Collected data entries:
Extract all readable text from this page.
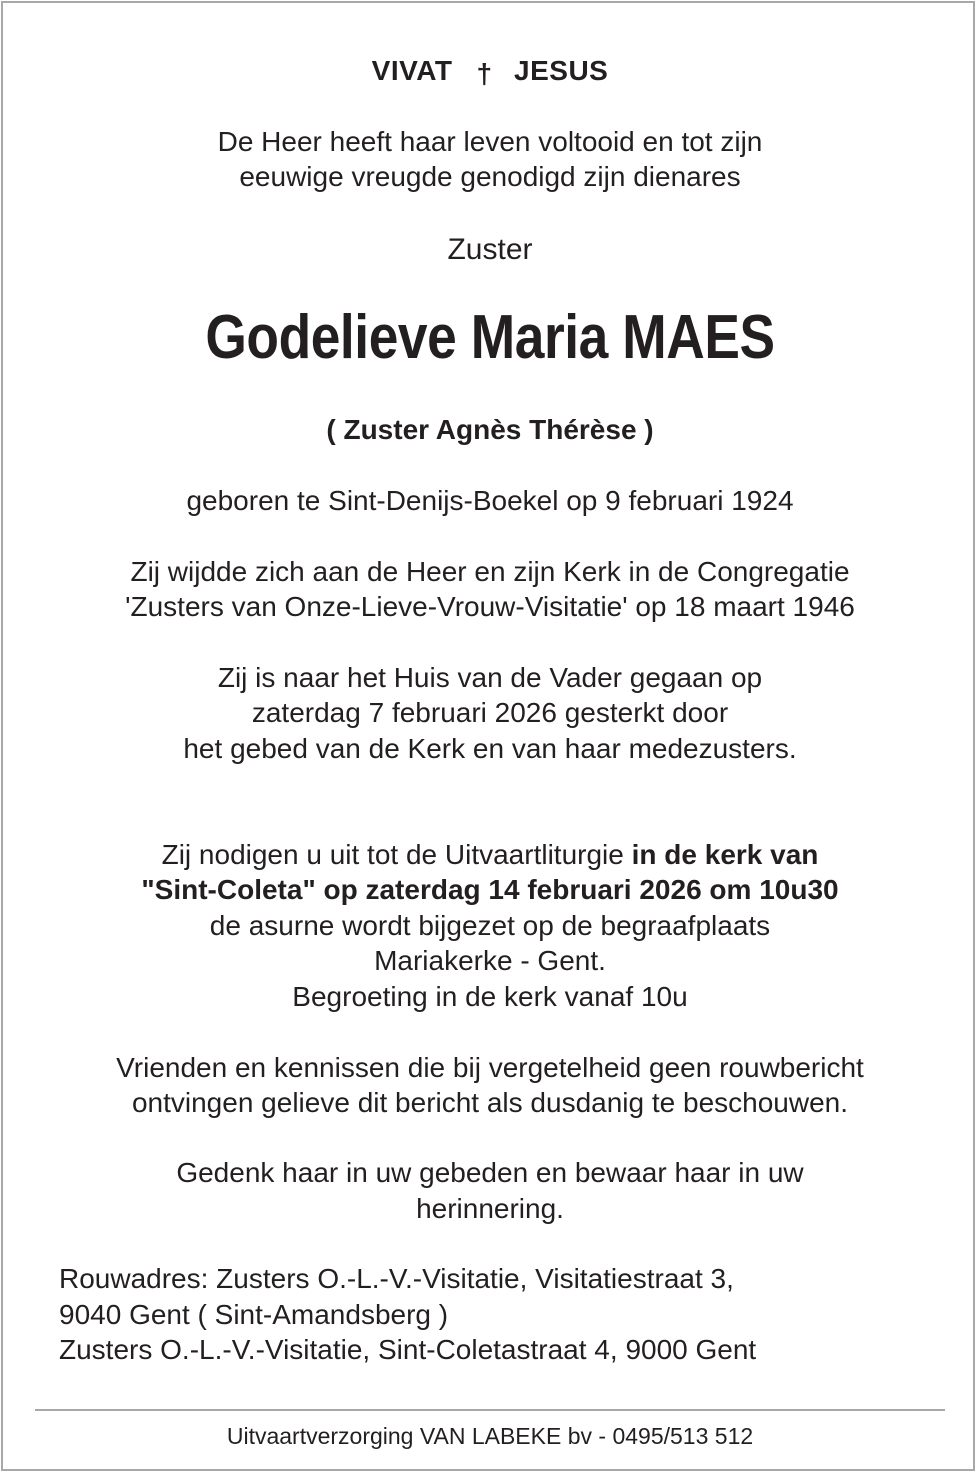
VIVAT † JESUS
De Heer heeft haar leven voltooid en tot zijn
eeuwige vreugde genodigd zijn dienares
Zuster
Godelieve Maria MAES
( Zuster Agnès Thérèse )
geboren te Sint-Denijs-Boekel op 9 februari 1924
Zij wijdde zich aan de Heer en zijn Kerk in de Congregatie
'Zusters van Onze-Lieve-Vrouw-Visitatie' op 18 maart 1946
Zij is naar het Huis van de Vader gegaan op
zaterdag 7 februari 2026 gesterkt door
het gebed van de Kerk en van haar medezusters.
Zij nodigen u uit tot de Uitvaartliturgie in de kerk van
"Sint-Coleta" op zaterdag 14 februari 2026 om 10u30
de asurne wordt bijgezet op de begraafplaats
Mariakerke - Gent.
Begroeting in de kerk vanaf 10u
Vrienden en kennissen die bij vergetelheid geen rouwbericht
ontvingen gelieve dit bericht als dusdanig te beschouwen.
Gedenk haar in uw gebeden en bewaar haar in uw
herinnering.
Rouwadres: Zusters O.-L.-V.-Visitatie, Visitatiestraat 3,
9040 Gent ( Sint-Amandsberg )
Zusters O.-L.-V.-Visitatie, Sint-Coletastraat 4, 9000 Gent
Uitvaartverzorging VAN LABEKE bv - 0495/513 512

#### [Required task]
Repeat the material exactly as it reads, without any of its pictures.

#### [Solution to this exercise]
Extract all readable text from this page.
VIVAT † JESUS
De Heer heeft haar leven voltooid en tot zijn
eeuwige vreugde genodigd zijn dienares
Zuster
Godelieve Maria MAES
( Zuster Agnès Thérèse )
geboren te Sint-Denijs-Boekel op 9 februari 1924
Zij wijdde zich aan de Heer en zijn Kerk in de Congregatie
'Zusters van Onze-Lieve-Vrouw-Visitatie' op 18 maart 1946
Zij is naar het Huis van de Vader gegaan op
zaterdag 7 februari 2026 gesterkt door
het gebed van de Kerk en van haar medezusters.
Zij nodigen u uit tot de Uitvaartliturgie in de kerk van
"Sint-Coleta" op zaterdag 14 februari 2026 om 10u30
de asurne wordt bijgezet op de begraafplaats
Mariakerke - Gent.
Begroeting in de kerk vanaf 10u
Vrienden en kennissen die bij vergetelheid geen rouwbericht
ontvingen gelieve dit bericht als dusdanig te beschouwen.
Gedenk haar in uw gebeden en bewaar haar in uw
herinnering.
Rouwadres: Zusters O.-L.-V.-Visitatie, Visitatiestraat 3,
9040 Gent ( Sint-Amandsberg )
Zusters O.-L.-V.-Visitatie, Sint-Coletastraat 4, 9000 Gent
Uitvaartverzorging VAN LABEKE bv - 0495/513 512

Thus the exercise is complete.